GOAL: Set down each line of the material below verbatim, with no character added, dropped, or altered.

DATA LINES:
━━━━━━━━━━━━━━━━
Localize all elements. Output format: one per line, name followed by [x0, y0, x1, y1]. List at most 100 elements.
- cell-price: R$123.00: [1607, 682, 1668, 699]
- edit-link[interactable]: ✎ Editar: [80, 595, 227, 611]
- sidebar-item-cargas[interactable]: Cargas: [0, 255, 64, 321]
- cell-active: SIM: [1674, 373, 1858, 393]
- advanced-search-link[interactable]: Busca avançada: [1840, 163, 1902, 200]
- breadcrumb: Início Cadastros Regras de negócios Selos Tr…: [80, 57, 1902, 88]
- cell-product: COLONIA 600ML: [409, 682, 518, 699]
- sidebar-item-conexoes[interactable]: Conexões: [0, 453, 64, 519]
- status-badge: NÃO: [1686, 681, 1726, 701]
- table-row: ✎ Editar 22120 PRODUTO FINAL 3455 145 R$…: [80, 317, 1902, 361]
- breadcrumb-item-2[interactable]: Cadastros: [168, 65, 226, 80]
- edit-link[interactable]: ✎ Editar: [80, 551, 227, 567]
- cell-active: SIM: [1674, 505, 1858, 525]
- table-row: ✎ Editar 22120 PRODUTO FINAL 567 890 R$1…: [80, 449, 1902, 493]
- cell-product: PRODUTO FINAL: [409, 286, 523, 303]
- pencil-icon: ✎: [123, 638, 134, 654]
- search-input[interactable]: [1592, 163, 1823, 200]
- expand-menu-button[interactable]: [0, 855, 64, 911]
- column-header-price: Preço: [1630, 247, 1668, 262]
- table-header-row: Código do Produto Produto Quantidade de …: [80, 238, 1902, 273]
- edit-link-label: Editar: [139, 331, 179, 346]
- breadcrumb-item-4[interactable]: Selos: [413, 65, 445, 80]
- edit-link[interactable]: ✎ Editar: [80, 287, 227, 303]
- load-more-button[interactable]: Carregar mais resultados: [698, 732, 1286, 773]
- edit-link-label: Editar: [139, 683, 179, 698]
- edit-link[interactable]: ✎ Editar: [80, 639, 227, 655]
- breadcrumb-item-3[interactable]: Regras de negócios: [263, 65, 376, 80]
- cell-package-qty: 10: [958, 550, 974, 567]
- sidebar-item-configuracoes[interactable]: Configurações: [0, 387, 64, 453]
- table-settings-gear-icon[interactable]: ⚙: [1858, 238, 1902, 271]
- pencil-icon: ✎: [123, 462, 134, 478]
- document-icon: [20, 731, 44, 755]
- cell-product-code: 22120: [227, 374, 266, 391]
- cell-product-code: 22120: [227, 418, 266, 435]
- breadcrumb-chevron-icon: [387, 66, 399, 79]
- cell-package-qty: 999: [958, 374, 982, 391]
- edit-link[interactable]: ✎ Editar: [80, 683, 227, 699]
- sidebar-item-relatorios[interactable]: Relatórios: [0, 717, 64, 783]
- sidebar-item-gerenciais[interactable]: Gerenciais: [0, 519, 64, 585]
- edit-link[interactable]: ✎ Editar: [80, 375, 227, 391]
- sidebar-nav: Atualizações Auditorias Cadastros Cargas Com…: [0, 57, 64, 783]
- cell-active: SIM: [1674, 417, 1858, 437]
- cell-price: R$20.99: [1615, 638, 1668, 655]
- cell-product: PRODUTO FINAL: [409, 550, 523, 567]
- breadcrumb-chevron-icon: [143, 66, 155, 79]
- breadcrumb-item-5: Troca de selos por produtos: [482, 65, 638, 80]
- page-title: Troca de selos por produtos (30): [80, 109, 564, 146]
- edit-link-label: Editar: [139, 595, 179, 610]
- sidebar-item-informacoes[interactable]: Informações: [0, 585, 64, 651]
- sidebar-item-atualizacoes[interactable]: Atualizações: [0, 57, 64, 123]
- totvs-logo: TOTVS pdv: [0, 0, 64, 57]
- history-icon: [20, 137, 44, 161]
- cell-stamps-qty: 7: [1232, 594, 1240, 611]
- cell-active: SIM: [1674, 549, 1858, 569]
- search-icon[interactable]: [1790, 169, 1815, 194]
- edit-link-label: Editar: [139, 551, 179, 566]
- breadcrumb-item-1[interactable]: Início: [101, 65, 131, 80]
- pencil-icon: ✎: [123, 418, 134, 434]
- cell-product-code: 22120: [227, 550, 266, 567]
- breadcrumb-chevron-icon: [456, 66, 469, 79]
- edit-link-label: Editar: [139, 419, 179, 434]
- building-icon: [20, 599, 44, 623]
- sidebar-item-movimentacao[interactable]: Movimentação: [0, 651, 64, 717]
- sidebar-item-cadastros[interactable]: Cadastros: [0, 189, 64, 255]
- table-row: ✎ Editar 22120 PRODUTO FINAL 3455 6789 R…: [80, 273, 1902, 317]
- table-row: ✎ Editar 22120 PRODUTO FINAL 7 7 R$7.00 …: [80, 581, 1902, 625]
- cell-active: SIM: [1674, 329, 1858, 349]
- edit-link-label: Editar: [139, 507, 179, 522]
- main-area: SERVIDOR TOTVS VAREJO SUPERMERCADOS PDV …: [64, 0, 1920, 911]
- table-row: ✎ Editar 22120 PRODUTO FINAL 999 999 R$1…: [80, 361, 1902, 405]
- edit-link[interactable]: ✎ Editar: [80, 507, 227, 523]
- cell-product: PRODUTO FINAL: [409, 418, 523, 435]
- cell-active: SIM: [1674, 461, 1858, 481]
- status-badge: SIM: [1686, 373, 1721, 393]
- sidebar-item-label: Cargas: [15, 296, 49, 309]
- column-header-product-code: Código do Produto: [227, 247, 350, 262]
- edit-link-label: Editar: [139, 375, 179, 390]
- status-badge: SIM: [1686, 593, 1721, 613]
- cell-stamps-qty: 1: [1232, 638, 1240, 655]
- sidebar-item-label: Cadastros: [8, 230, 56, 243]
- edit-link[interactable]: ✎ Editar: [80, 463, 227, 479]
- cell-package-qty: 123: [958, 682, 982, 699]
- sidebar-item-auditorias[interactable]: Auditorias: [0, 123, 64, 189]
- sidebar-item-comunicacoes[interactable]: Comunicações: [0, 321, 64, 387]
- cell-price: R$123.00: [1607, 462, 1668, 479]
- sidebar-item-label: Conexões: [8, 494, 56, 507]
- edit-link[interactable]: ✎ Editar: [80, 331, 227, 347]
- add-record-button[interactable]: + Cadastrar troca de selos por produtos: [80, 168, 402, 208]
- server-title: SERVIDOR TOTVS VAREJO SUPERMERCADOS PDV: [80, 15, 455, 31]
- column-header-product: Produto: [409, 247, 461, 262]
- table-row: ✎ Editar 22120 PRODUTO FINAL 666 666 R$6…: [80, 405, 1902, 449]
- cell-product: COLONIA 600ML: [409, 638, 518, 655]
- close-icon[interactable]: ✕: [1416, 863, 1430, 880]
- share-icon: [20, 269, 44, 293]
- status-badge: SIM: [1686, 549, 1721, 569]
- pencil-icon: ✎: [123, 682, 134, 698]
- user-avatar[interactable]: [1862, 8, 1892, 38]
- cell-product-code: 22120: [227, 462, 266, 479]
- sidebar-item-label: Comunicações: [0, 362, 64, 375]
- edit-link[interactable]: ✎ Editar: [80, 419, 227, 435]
━━━━━━━━━━━━━━━━
OUTPUT FOR THIS EXERCISE:
Localize all elements. Output format: one per line, name followed by [x0, y0, x1, y1]. List at most 100 elements.
- cell-price: R$123.00: [1607, 682, 1668, 699]
- edit-link[interactable]: ✎ Editar: [80, 595, 227, 611]
- sidebar-item-cargas[interactable]: Cargas: [0, 255, 64, 321]
- cell-active: SIM: [1674, 373, 1858, 393]
- advanced-search-link[interactable]: Busca avançada: [1840, 163, 1902, 200]
- breadcrumb: Início Cadastros Regras de negócios Selos Tr…: [80, 57, 1902, 88]
- cell-product: COLONIA 600ML: [409, 682, 518, 699]
- sidebar-item-conexoes[interactable]: Conexões: [0, 453, 64, 519]
- status-badge: NÃO: [1686, 681, 1726, 701]
- table-row: ✎ Editar 22120 PRODUTO FINAL 3455 145 R$…: [80, 317, 1902, 361]
- breadcrumb-item-2[interactable]: Cadastros: [168, 65, 226, 80]
- edit-link[interactable]: ✎ Editar: [80, 551, 227, 567]
- cell-active: SIM: [1674, 505, 1858, 525]
- table-row: ✎ Editar 22120 PRODUTO FINAL 567 890 R$1…: [80, 449, 1902, 493]
- cell-product: PRODUTO FINAL: [409, 286, 523, 303]
- pencil-icon: ✎: [123, 638, 134, 654]
- search-input[interactable]: [1592, 163, 1823, 200]
- expand-menu-button[interactable]: [0, 855, 64, 911]
- column-header-price: Preço: [1630, 247, 1668, 262]
- table-header-row: Código do Produto Produto Quantidade de …: [80, 238, 1902, 273]
- edit-link-label: Editar: [139, 331, 179, 346]
- breadcrumb-item-4[interactable]: Selos: [413, 65, 445, 80]
- edit-link[interactable]: ✎ Editar: [80, 287, 227, 303]
- load-more-button[interactable]: Carregar mais resultados: [698, 732, 1286, 773]
- edit-link-label: Editar: [139, 683, 179, 698]
- edit-link[interactable]: ✎ Editar: [80, 639, 227, 655]
- breadcrumb-item-3[interactable]: Regras de negócios: [263, 65, 376, 80]
- cell-package-qty: 10: [958, 550, 974, 567]
- sidebar-item-configuracoes[interactable]: Configurações: [0, 387, 64, 453]
- table-settings-gear-icon[interactable]: ⚙: [1858, 238, 1902, 271]
- pencil-icon: ✎: [123, 462, 134, 478]
- document-icon: [20, 731, 44, 755]
- cell-product-code: 22120: [227, 374, 266, 391]
- cell-product-code: 22120: [227, 418, 266, 435]
- breadcrumb-chevron-icon: [387, 66, 399, 79]
- cell-package-qty: 999: [958, 374, 982, 391]
- edit-link[interactable]: ✎ Editar: [80, 683, 227, 699]
- sidebar-item-relatorios[interactable]: Relatórios: [0, 717, 64, 783]
- sidebar-item-gerenciais[interactable]: Gerenciais: [0, 519, 64, 585]
- edit-link[interactable]: ✎ Editar: [80, 375, 227, 391]
- sidebar-nav: Atualizações Auditorias Cadastros Cargas Com…: [0, 57, 64, 783]
- cell-active: SIM: [1674, 417, 1858, 437]
- cell-price: R$20.99: [1615, 638, 1668, 655]
- cell-product: PRODUTO FINAL: [409, 550, 523, 567]
- breadcrumb-chevron-icon: [143, 66, 155, 79]
- breadcrumb-item-5: Troca de selos por produtos: [482, 65, 638, 80]
- page-title: Troca de selos por produtos (30): [80, 109, 564, 146]
- edit-link-label: Editar: [139, 595, 179, 610]
- sidebar-item-informacoes[interactable]: Informações: [0, 585, 64, 651]
- sidebar-item-atualizacoes[interactable]: Atualizações: [0, 57, 64, 123]
- totvs-logo: TOTVS pdv: [0, 0, 64, 57]
- history-icon: [20, 137, 44, 161]
- cell-stamps-qty: 7: [1232, 594, 1240, 611]
- cell-active: SIM: [1674, 549, 1858, 569]
- search-icon[interactable]: [1790, 169, 1815, 194]
- edit-link-label: Editar: [139, 551, 179, 566]
- breadcrumb-item-1[interactable]: Início: [101, 65, 131, 80]
- pencil-icon: ✎: [123, 418, 134, 434]
- cell-product-code: 22120: [227, 550, 266, 567]
- breadcrumb-chevron-icon: [456, 66, 469, 79]
- edit-link-label: Editar: [139, 419, 179, 434]
- building-icon: [20, 599, 44, 623]
- sidebar-item-movimentacao[interactable]: Movimentação: [0, 651, 64, 717]
- sidebar-item-cadastros[interactable]: Cadastros: [0, 189, 64, 255]
- table-row: ✎ Editar 22120 PRODUTO FINAL 3455 6789 R…: [80, 273, 1902, 317]
- table-row: ✎ Editar 22120 PRODUTO FINAL 7 7 R$7.00 …: [80, 581, 1902, 625]
- cell-active: SIM: [1674, 329, 1858, 349]
- edit-link-label: Editar: [139, 507, 179, 522]
- main-area: SERVIDOR TOTVS VAREJO SUPERMERCADOS PDV …: [64, 0, 1920, 911]
- table-row: ✎ Editar 22120 PRODUTO FINAL 999 999 R$1…: [80, 361, 1902, 405]
- edit-link[interactable]: ✎ Editar: [80, 507, 227, 523]
- cell-product: PRODUTO FINAL: [409, 418, 523, 435]
- cell-active: SIM: [1674, 461, 1858, 481]
- status-badge: SIM: [1686, 373, 1721, 393]
- sidebar-item-label: Cargas: [15, 296, 49, 309]
- column-header-product-code: Código do Produto: [227, 247, 350, 262]
- edit-link-label: Editar: [139, 375, 179, 390]
- status-badge: SIM: [1686, 593, 1721, 613]
- cell-stamps-qty: 1: [1232, 638, 1240, 655]
- sidebar-item-label: Cadastros: [8, 230, 56, 243]
- edit-link[interactable]: ✎ Editar: [80, 463, 227, 479]
- cell-package-qty: 123: [958, 682, 982, 699]
- sidebar-item-auditorias[interactable]: Auditorias: [0, 123, 64, 189]
- sidebar-item-comunicacoes[interactable]: Comunicações: [0, 321, 64, 387]
- cell-price: R$123.00: [1607, 462, 1668, 479]
- sidebar-item-label: Conexões: [8, 494, 56, 507]
- edit-link[interactable]: ✎ Editar: [80, 331, 227, 347]
- add-record-button[interactable]: + Cadastrar troca de selos por produtos: [80, 168, 402, 208]
- server-title: SERVIDOR TOTVS VAREJO SUPERMERCADOS PDV: [80, 15, 455, 31]
- column-header-product: Produto: [409, 247, 461, 262]
- table-row: ✎ Editar 22120 PRODUTO FINAL 666 666 R$6…: [80, 405, 1902, 449]
- cell-product: COLONIA 600ML: [409, 638, 518, 655]
- close-icon[interactable]: ✕: [1416, 863, 1430, 880]
- share-icon: [20, 269, 44, 293]
- status-badge: SIM: [1686, 549, 1721, 569]
- pencil-icon: ✎: [123, 682, 134, 698]
- user-avatar[interactable]: [1862, 8, 1892, 38]
- cell-product-code: 22120: [227, 462, 266, 479]
- sidebar-item-label: Comunicações: [0, 362, 64, 375]
- edit-link[interactable]: ✎ Editar: [80, 419, 227, 435]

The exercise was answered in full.